## START RECORDS FOR THE TASK
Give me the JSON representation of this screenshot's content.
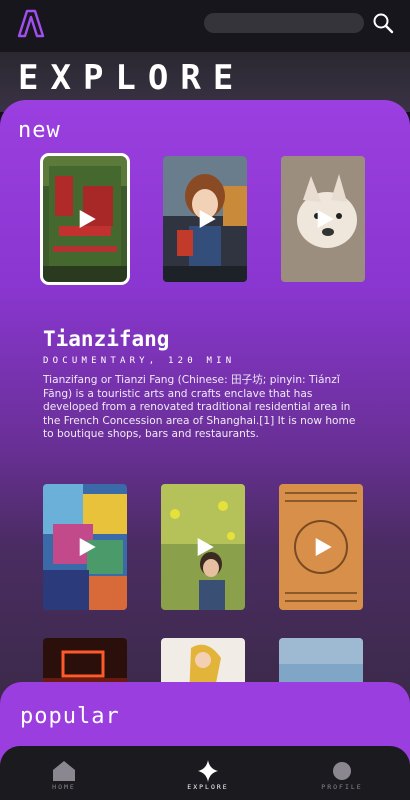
{
  "header": {
    "logo_icon": "letter-a-logo-icon",
    "search_icon": "search-icon",
    "title": "EXPLORE"
  },
  "sections": {
    "new_label": "new",
    "popular_label": "popular"
  },
  "detail": {
    "title": "Tianzifang",
    "meta": "DOCUMENTARY, 120 MIN",
    "description": "Tianzifang or Tianzi Fang (Chinese: 田子坊; pinyin: Tiánzǐ Fāng) is a touristic arts and crafts enclave that has developed from a renovated traditional residential area in the French Concession area of Shanghai.[1] It is now home to boutique shops, bars and restaurants."
  },
  "new_items": [
    {
      "name": "tianzifang-gate",
      "selected": true
    },
    {
      "name": "anime-girl"
    },
    {
      "name": "french-bulldog"
    }
  ],
  "grid_items": [
    {
      "name": "abstract-portrait"
    },
    {
      "name": "child-in-flower-field"
    },
    {
      "name": "text-poster"
    }
  ],
  "peek_items": [
    {
      "name": "neon-sign"
    },
    {
      "name": "illustration"
    },
    {
      "name": "sky"
    }
  ],
  "nav": [
    {
      "label": "HOME",
      "icon": "home-icon",
      "active": false
    },
    {
      "label": "EXPLORE",
      "icon": "sparkle-icon",
      "active": true
    },
    {
      "label": "PROFILE",
      "icon": "profile-circle-icon",
      "active": false
    }
  ],
  "colors": {
    "accent": "#9b3fe0",
    "logo": "#a24ff0",
    "background": "#141218"
  }
}
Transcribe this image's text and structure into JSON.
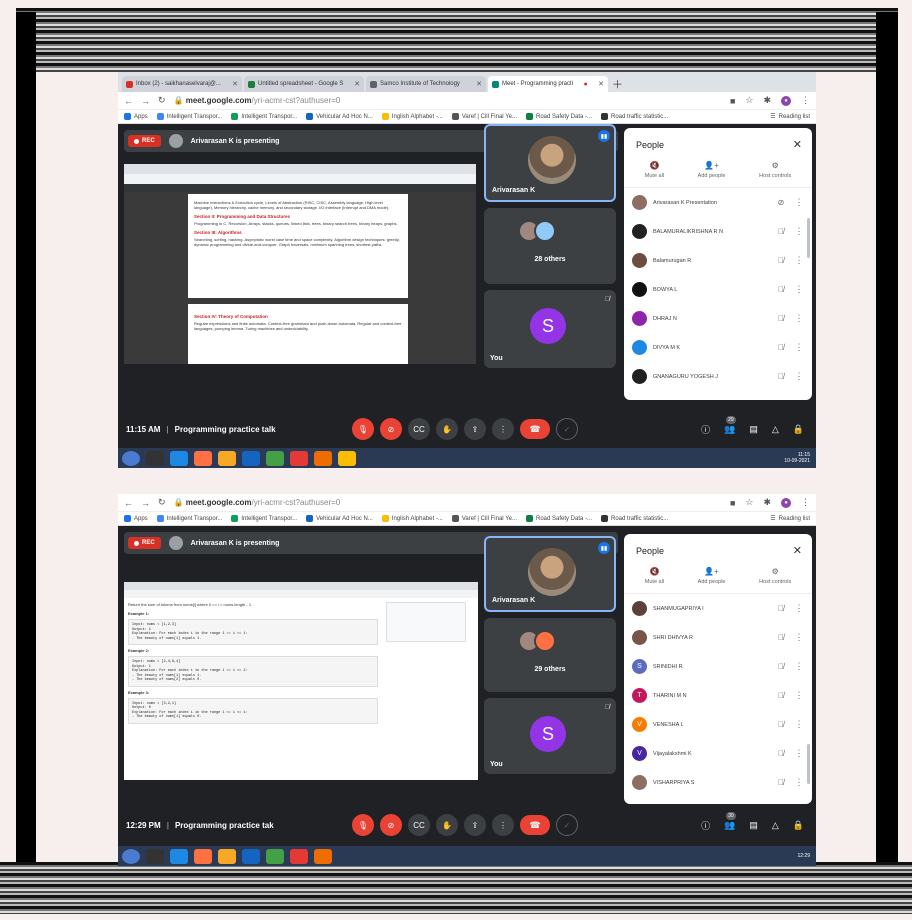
{
  "shot1": {
    "tabs": [
      {
        "label": "Inbox (2) - saikhanaselvaraj@...",
        "color": "#d93025"
      },
      {
        "label": "Untitled spreadsheet - Google S",
        "color": "#188038"
      },
      {
        "label": "Samco Institute of Technology",
        "color": "#5f6368"
      },
      {
        "label": "Meet - Programming practi",
        "color": "#00897b",
        "active": true
      }
    ],
    "url_host": "meet.google.com",
    "url_path": "/yri-acmr-cst?authuser=0",
    "bookmarks": [
      "Apps",
      "Intelligent Transpor...",
      "Intelligent Transpor...",
      "Vehicular Ad Hoc N...",
      "Inglish Alphabet -...",
      "Varef | Cill Final Ye...",
      "Road Safety Data -...",
      "Road traffic statistic..."
    ],
    "reading_list": "Reading list",
    "presenting": "Arivarasan K is presenting",
    "rec": "REC",
    "doc": {
      "sections": [
        {
          "heading": "",
          "text": "Machine instructions & Execution cycle, Levels of Abstraction (RISC, CISC, Assembly language, High level language), Memory hierarchy, cache memory, and secondary storage. I/O interface (Interrupt and DMA mode)."
        },
        {
          "heading": "Section II: Programming and Data Structures",
          "text": "Programming in C, Recursion, Arrays, stacks, queues, linked lists, trees, binary search trees, binary heaps, graphs."
        },
        {
          "heading": "Section III: Algorithms",
          "text": "Searching, sorting, hashing. Asymptotic worst case time and space complexity. Algorithm design techniques: greedy, dynamic programming and divide-and-conquer. Graph traversals, minimum spanning trees, shortest paths."
        },
        {
          "heading": "Section IV: Theory of Computation",
          "text": "Regular expressions and finite automata. Context-free grammars and push-down automata. Regular and context-free languages, pumping lemma. Turing machines and undecidability."
        }
      ]
    },
    "tiles": {
      "presenter_name": "Arivarasan K",
      "others": "28 others",
      "you": "You",
      "you_initial": "S"
    },
    "people": {
      "title": "People",
      "actions": [
        "Mute all",
        "Add people",
        "Host controls"
      ],
      "list": [
        {
          "name": "Arivarasan K\nPresentation",
          "initial": "",
          "color": "#8d6e63"
        },
        {
          "name": "BALAMURALIKRISHNA R N",
          "initial": "",
          "color": "#222222"
        },
        {
          "name": "Balamurugan R",
          "initial": "",
          "color": "#6d4c41"
        },
        {
          "name": "BOWYA L",
          "initial": "",
          "color": "#111111"
        },
        {
          "name": "DHRAJ N",
          "initial": "",
          "color": "#8e24aa"
        },
        {
          "name": "DIVYA M K",
          "initial": "",
          "color": "#1e88e5"
        },
        {
          "name": "GNANAGURU YOGESH J",
          "initial": "",
          "color": "#212121"
        }
      ]
    },
    "time": "11:15 AM",
    "meeting_title": "Programming practice talk",
    "badge": "29",
    "clock": "11:15",
    "date": "10-09-2021"
  },
  "shot2": {
    "url_host": "meet.google.com",
    "url_path": "/yri-acmr-cst?authuser=0",
    "bookmarks": [
      "Apps",
      "Intelligent Transpor...",
      "Intelligent Transpor...",
      "Vehicular Ad Hoc N...",
      "Inglish Alphabet -...",
      "Varef | Cill Final Ye...",
      "Road Safety Data -...",
      "Road traffic statistic..."
    ],
    "reading_list": "Reading list",
    "presenting": "Arivarasan K is presenting",
    "rec": "REC",
    "code": {
      "question": "Return the sum of tokens from nums[i] where 0 <= i < nums.length - 1.",
      "examples": [
        {
          "title": "Example 1:",
          "input": "Input: nums = [1,2,3]",
          "output": "Output: 1",
          "explanation": "Explanation: For each index i in the range 1 <= i <= 1:\n- The beauty of nums[1] equals 1."
        },
        {
          "title": "Example 2:",
          "input": "Input: nums = [2,4,6,4]",
          "output": "Output: 1",
          "explanation": "Explanation: For each index i in the range 1 <= i <= 2:\n- The beauty of nums[1] equals 1.\n- The beauty of nums[2] equals 0."
        },
        {
          "title": "Example 3:",
          "input": "Input: nums = [3,2,1]",
          "output": "Output: 0",
          "explanation": "Explanation: For each index i in the range 1 <= i <= 1:\n- The beauty of nums[1] equals 0."
        }
      ]
    },
    "tiles": {
      "presenter_name": "Arivarasan K",
      "others": "29 others",
      "you": "You",
      "you_initial": "S"
    },
    "people": {
      "title": "People",
      "actions": [
        "Mute all",
        "Add people",
        "Host controls"
      ],
      "list": [
        {
          "name": "SHANMUGAPRIYA I",
          "initial": "",
          "color": "#5d4037"
        },
        {
          "name": "SHRI DHIVYA R",
          "initial": "",
          "color": "#795548"
        },
        {
          "name": "SRINIDHI R",
          "initial": "S",
          "color": "#5c6bc0"
        },
        {
          "name": "THARINI M N",
          "initial": "T",
          "color": "#c2185b"
        },
        {
          "name": "VENESHA L",
          "initial": "V",
          "color": "#f57c00"
        },
        {
          "name": "Vijayalakshmi K",
          "initial": "V",
          "color": "#4527a0"
        },
        {
          "name": "VISHARPRIYA S",
          "initial": "",
          "color": "#8d6e63"
        }
      ]
    },
    "time": "12:29 PM",
    "meeting_title": "Programming practice tak",
    "badge": "30",
    "clock": "12:29"
  },
  "colors": {
    "meet_bg": "#202124",
    "tile_bg": "#3c4043",
    "accent": "#8ab4f8",
    "danger": "#ea4335",
    "taskbar": "#2a3a55"
  }
}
## END RECORDS FOR THE TASK
**EXERCISE AIM:** Return all of the entries word for word, but omit the pictures.

**CORRECT RESULT:**
Give me the JSON representation of this screenshot's content.
{
  "header": {
    "logo_icon": "letter-a-logo-icon",
    "search_icon": "search-icon",
    "title": "EXPLORE"
  },
  "sections": {
    "new_label": "new",
    "popular_label": "popular"
  },
  "detail": {
    "title": "Tianzifang",
    "meta": "DOCUMENTARY, 120 MIN",
    "description": "Tianzifang or Tianzi Fang (Chinese: 田子坊; pinyin: Tiánzǐ Fāng) is a touristic arts and crafts enclave that has developed from a renovated traditional residential area in the French Concession area of Shanghai.[1] It is now home to boutique shops, bars and restaurants."
  },
  "new_items": [
    {
      "name": "tianzifang-gate",
      "selected": true
    },
    {
      "name": "anime-girl"
    },
    {
      "name": "french-bulldog"
    }
  ],
  "grid_items": [
    {
      "name": "abstract-portrait"
    },
    {
      "name": "child-in-flower-field"
    },
    {
      "name": "text-poster"
    }
  ],
  "peek_items": [
    {
      "name": "neon-sign"
    },
    {
      "name": "illustration"
    },
    {
      "name": "sky"
    }
  ],
  "nav": [
    {
      "label": "HOME",
      "icon": "home-icon",
      "active": false
    },
    {
      "label": "EXPLORE",
      "icon": "sparkle-icon",
      "active": true
    },
    {
      "label": "PROFILE",
      "icon": "profile-circle-icon",
      "active": false
    }
  ],
  "colors": {
    "accent": "#9b3fe0",
    "logo": "#a24ff0",
    "background": "#141218"
  }
}
Transcribe this image's text and structure into JSON.
{
  "shot1": {
    "tabs": [
      {
        "label": "Inbox (2) - saikhanaselvaraj@...",
        "color": "#d93025"
      },
      {
        "label": "Untitled spreadsheet - Google S",
        "color": "#188038"
      },
      {
        "label": "Samco Institute of Technology",
        "color": "#5f6368"
      },
      {
        "label": "Meet - Programming practi",
        "color": "#00897b",
        "active": true
      }
    ],
    "url_host": "meet.google.com",
    "url_path": "/yri-acmr-cst?authuser=0",
    "bookmarks": [
      "Apps",
      "Intelligent Transpor...",
      "Intelligent Transpor...",
      "Vehicular Ad Hoc N...",
      "Inglish Alphabet -...",
      "Varef | Cill Final Ye...",
      "Road Safety Data -...",
      "Road traffic statistic..."
    ],
    "reading_list": "Reading list",
    "presenting": "Arivarasan K is presenting",
    "rec": "REC",
    "doc": {
      "sections": [
        {
          "heading": "",
          "text": "Machine instructions & Execution cycle, Levels of Abstraction (RISC, CISC, Assembly language, High level language), Memory hierarchy, cache memory, and secondary storage. I/O interface (Interrupt and DMA mode)."
        },
        {
          "heading": "Section II: Programming and Data Structures",
          "text": "Programming in C, Recursion, Arrays, stacks, queues, linked lists, trees, binary search trees, binary heaps, graphs."
        },
        {
          "heading": "Section III: Algorithms",
          "text": "Searching, sorting, hashing. Asymptotic worst case time and space complexity. Algorithm design techniques: greedy, dynamic programming and divide-and-conquer. Graph traversals, minimum spanning trees, shortest paths."
        },
        {
          "heading": "Section IV: Theory of Computation",
          "text": "Regular expressions and finite automata. Context-free grammars and push-down automata. Regular and context-free languages, pumping lemma. Turing machines and undecidability."
        }
      ]
    },
    "tiles": {
      "presenter_name": "Arivarasan K",
      "others": "28 others",
      "you": "You",
      "you_initial": "S"
    },
    "people": {
      "title": "People",
      "actions": [
        "Mute all",
        "Add people",
        "Host controls"
      ],
      "list": [
        {
          "name": "Arivarasan K\nPresentation",
          "initial": "",
          "color": "#8d6e63"
        },
        {
          "name": "BALAMURALIKRISHNA R N",
          "initial": "",
          "color": "#222222"
        },
        {
          "name": "Balamurugan R",
          "initial": "",
          "color": "#6d4c41"
        },
        {
          "name": "BOWYA L",
          "initial": "",
          "color": "#111111"
        },
        {
          "name": "DHRAJ N",
          "initial": "",
          "color": "#8e24aa"
        },
        {
          "name": "DIVYA M K",
          "initial": "",
          "color": "#1e88e5"
        },
        {
          "name": "GNANAGURU YOGESH J",
          "initial": "",
          "color": "#212121"
        }
      ]
    },
    "time": "11:15 AM",
    "meeting_title": "Programming practice talk",
    "badge": "29",
    "clock": "11:15",
    "date": "10-09-2021"
  },
  "shot2": {
    "url_host": "meet.google.com",
    "url_path": "/yri-acmr-cst?authuser=0",
    "bookmarks": [
      "Apps",
      "Intelligent Transpor...",
      "Intelligent Transpor...",
      "Vehicular Ad Hoc N...",
      "Inglish Alphabet -...",
      "Varef | Cill Final Ye...",
      "Road Safety Data -...",
      "Road traffic statistic..."
    ],
    "reading_list": "Reading list",
    "presenting": "Arivarasan K is presenting",
    "rec": "REC",
    "code": {
      "question": "Return the sum of tokens from nums[i] where 0 <= i < nums.length - 1.",
      "examples": [
        {
          "title": "Example 1:",
          "input": "Input: nums = [1,2,3]",
          "output": "Output: 1",
          "explanation": "Explanation: For each index i in the range 1 <= i <= 1:\n- The beauty of nums[1] equals 1."
        },
        {
          "title": "Example 2:",
          "input": "Input: nums = [2,4,6,4]",
          "output": "Output: 1",
          "explanation": "Explanation: For each index i in the range 1 <= i <= 2:\n- The beauty of nums[1] equals 1.\n- The beauty of nums[2] equals 0."
        },
        {
          "title": "Example 3:",
          "input": "Input: nums = [3,2,1]",
          "output": "Output: 0",
          "explanation": "Explanation: For each index i in the range 1 <= i <= 1:\n- The beauty of nums[1] equals 0."
        }
      ]
    },
    "tiles": {
      "presenter_name": "Arivarasan K",
      "others": "29 others",
      "you": "You",
      "you_initial": "S"
    },
    "people": {
      "title": "People",
      "actions": [
        "Mute all",
        "Add people",
        "Host controls"
      ],
      "list": [
        {
          "name": "SHANMUGAPRIYA I",
          "initial": "",
          "color": "#5d4037"
        },
        {
          "name": "SHRI DHIVYA R",
          "initial": "",
          "color": "#795548"
        },
        {
          "name": "SRINIDHI R",
          "initial": "S",
          "color": "#5c6bc0"
        },
        {
          "name": "THARINI M N",
          "initial": "T",
          "color": "#c2185b"
        },
        {
          "name": "VENESHA L",
          "initial": "V",
          "color": "#f57c00"
        },
        {
          "name": "Vijayalakshmi K",
          "initial": "V",
          "color": "#4527a0"
        },
        {
          "name": "VISHARPRIYA S",
          "initial": "",
          "color": "#8d6e63"
        }
      ]
    },
    "time": "12:29 PM",
    "meeting_title": "Programming practice tak",
    "badge": "30",
    "clock": "12:29"
  },
  "colors": {
    "meet_bg": "#202124",
    "tile_bg": "#3c4043",
    "accent": "#8ab4f8",
    "danger": "#ea4335",
    "taskbar": "#2a3a55"
  }
}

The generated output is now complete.